▸ **TEXT EXTRACT**
────────────────────────────────────────

This notebook introduces a synthetic likelihood parameter identification method for identifying deviation parameters in simple normal distribution data. The approach is based on the empirical cumulative distribution function (eCDF).

When eCDF's standard and bootsrap method are used normally, the objective function is created with the training data, and then new data with different parameters is evaluated with that same function. However, using standard or bootstrap method with synthetic likelihood this is other way around: the objective functions are created with the new datasets with different parameters, and the training data, deviation of which is identified, is then evaluated with these objective functions.

The implementation of the method using Python and ecdf-estimator package is explained step-by-step within this notebook.

## Setup of the Process

### Environment Setup


First, `ecdf-estimator` is installed.

In [None]:
pip install --ignore-requires-python ecdf-estimator

After the installation, the estimator is imported so that its' functions can actually be used. It's abbreviated as `ecdf` so it's easier and faster to write in the code and makes it easier to read.

In [None]:
import ecdf_estimator as ecdf

Next, the other two necessary modules, `numpy` and `matplotlib.pyplot`, are imported. The modules are used to do array operations efficiently and to visualize the data and results.

In [None]:
import numpy as np
import matplotlib.pyplot as plt

### Creation of Training Data

Next, normally distributed training data must be created. First, the variables which are used to create the data are defined:

* `mean`: The mean value of training data.<br>
* `dev`: The training data's standard deviation, which is tried to identidy.<br>
* `size`: The number of created data points.<br>

In [None]:
mean = 0
dev = 5
size = 1000

After the parameters are defined, the normally distibuted training data can be created using them and `numpy`'s `random.normal` function.

In [None]:
data = np.random.normal(mean, dev, size)

## Parameter Identification Process


After the creation of training data, the actual parameter identification begins.

### Definition of Variables

The variables which will be used in the process are defined.

* `ecdf_type`: Defines the identification method used. By default `standard` method is used, but also `bootstrap` is possible. Especially with bootstrapping, smaller sized training data could be used to keep computing efficient.

In [None]:
ecdf_type = "standard"
#ecdf_type = "bootstrap"

────────────────────────────────────────

▸ **DATASET EXTRACT**

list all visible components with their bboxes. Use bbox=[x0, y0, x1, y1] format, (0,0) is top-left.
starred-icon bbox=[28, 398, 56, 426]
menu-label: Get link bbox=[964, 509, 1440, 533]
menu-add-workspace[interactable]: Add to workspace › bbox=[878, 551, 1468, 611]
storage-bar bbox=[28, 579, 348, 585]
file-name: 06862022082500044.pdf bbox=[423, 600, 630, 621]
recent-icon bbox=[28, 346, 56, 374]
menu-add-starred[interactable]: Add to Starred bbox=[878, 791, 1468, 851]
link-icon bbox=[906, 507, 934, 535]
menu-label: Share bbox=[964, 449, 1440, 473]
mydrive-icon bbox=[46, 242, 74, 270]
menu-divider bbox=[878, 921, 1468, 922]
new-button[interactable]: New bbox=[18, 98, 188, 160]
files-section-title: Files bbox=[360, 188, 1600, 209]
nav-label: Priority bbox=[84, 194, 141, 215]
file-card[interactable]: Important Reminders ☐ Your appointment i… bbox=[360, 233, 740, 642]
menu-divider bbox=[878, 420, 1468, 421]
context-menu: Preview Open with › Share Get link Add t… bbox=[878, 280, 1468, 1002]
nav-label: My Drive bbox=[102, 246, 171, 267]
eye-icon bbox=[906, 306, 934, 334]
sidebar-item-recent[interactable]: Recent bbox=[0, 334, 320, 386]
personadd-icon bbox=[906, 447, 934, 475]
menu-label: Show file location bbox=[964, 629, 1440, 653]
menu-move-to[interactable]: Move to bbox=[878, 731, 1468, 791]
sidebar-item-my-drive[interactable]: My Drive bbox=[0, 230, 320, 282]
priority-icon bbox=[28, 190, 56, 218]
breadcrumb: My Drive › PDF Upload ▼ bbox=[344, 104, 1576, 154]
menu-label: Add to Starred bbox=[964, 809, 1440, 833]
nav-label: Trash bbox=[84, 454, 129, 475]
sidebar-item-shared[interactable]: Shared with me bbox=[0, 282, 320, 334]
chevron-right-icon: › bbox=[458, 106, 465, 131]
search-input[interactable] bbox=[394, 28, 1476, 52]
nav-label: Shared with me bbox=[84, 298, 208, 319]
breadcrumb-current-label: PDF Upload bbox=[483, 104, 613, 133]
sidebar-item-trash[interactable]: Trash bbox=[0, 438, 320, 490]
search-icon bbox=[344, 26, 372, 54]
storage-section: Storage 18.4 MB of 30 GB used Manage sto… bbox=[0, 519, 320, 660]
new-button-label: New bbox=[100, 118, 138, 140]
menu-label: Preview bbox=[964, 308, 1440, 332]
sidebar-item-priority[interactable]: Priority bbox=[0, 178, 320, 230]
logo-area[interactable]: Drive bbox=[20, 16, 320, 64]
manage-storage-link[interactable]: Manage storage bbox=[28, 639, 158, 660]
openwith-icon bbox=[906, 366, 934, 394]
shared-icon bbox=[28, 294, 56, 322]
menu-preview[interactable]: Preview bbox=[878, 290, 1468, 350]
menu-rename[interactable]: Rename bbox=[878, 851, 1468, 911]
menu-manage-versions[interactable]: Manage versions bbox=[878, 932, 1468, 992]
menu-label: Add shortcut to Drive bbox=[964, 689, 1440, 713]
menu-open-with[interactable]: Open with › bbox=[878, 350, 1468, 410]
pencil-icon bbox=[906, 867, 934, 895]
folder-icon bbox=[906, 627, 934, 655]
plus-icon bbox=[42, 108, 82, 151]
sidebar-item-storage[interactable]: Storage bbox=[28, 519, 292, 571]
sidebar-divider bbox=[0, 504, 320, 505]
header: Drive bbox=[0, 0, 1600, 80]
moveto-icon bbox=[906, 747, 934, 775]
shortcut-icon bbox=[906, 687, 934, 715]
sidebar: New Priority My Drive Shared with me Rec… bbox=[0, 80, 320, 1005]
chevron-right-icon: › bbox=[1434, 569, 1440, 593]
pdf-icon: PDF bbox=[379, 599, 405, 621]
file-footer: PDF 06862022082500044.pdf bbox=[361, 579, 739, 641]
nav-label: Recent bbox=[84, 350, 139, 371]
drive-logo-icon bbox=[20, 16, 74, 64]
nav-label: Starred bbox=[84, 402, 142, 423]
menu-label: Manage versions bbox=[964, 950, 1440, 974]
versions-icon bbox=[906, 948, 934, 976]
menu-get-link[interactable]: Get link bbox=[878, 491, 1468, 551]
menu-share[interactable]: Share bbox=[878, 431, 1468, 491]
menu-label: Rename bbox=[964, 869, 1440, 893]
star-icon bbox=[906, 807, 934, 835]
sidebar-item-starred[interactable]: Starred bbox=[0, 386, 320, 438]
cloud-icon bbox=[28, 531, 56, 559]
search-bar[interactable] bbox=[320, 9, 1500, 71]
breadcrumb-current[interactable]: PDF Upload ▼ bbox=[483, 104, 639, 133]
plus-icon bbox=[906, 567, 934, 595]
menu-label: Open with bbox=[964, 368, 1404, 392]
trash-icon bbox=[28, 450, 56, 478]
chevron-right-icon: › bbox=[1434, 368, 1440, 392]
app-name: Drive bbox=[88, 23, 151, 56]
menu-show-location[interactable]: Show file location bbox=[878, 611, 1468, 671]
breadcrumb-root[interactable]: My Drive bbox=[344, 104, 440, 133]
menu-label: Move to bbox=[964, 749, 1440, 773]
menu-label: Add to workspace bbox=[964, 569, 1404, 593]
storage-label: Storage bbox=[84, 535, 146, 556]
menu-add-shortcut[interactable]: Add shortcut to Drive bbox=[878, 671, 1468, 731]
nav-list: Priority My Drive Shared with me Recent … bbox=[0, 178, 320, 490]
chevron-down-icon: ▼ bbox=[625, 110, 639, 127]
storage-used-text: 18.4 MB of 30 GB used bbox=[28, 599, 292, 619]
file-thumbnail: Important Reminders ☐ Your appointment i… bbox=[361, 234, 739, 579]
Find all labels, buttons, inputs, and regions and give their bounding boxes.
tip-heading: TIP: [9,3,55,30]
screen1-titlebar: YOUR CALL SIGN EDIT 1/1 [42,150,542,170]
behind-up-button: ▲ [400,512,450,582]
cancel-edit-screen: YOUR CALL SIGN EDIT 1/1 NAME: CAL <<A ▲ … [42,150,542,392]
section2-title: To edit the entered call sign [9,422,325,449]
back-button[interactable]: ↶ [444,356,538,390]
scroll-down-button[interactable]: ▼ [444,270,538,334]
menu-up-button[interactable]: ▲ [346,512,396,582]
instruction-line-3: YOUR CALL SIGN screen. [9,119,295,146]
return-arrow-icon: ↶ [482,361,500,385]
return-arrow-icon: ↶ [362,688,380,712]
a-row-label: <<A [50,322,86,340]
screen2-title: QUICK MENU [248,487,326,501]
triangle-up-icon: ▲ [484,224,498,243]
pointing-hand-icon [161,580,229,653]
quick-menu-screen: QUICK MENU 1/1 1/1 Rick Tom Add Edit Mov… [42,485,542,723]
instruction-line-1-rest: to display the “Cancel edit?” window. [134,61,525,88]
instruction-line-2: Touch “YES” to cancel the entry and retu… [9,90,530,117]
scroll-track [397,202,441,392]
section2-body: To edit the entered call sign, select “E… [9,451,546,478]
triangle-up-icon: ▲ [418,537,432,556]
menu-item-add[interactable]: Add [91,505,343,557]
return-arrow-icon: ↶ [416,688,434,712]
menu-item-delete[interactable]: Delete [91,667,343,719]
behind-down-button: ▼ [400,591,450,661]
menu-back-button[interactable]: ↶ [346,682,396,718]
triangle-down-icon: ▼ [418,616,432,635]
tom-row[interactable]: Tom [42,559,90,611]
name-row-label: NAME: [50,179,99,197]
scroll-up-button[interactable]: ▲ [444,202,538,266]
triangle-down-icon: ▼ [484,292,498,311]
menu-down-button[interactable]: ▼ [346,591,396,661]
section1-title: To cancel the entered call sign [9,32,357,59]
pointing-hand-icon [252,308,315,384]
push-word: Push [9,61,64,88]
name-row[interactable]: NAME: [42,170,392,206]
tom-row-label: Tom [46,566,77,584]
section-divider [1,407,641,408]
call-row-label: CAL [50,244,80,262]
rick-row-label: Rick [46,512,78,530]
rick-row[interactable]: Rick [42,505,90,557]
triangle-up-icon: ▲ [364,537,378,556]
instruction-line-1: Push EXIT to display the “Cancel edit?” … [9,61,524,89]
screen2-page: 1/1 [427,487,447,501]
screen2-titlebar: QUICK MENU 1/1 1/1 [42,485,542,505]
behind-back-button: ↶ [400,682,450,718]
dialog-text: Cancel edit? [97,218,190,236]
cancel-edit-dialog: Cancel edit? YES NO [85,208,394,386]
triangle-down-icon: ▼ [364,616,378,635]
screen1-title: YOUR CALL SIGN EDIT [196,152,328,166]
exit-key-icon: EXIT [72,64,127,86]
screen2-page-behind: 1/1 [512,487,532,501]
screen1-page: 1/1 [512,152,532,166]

────────────────────────────────────────

▸ **TO-DO LIST**
a) Decide whether each statement agrees with the eCDF notebook, answering yes or no and quoting the words that settle it: (i) The bootstrap method is used by default. (ii) The training data has 1000 data points. (iii) With synthetic likelihood, the objective functions are created with the training data.
b) Name every variable that the code in the eCDF notebook assigns a value to with an equals sign.
c) Reproduce the part of the eCDF notebook starting with "When eCDF's standard" and going on through "these objective functions.".
The entries come from a different source than the eCDF notebook.

▸ **TASK-BY-TASK ANSWERS**
a)
(i) No: "By default `standard` method is used, but also `bootstrap` is possible."
(ii) Yes: "size = 1000"
(iii) No: "the objective functions are created with the new datasets with different parameters"

b) mean, dev, size, data, ecdf_type

c)
When eCDF's standard and bootsrap method are used normally, the objective function is created with the training data, and then new data with different parameters is evaluated with that same function. However, using standard or bootstrap method with synthetic likelihood this is other way around: the objective functions are created with the new datasets with different parameters, and the training data, deviation of which is identified, is then evaluated with these objective functions.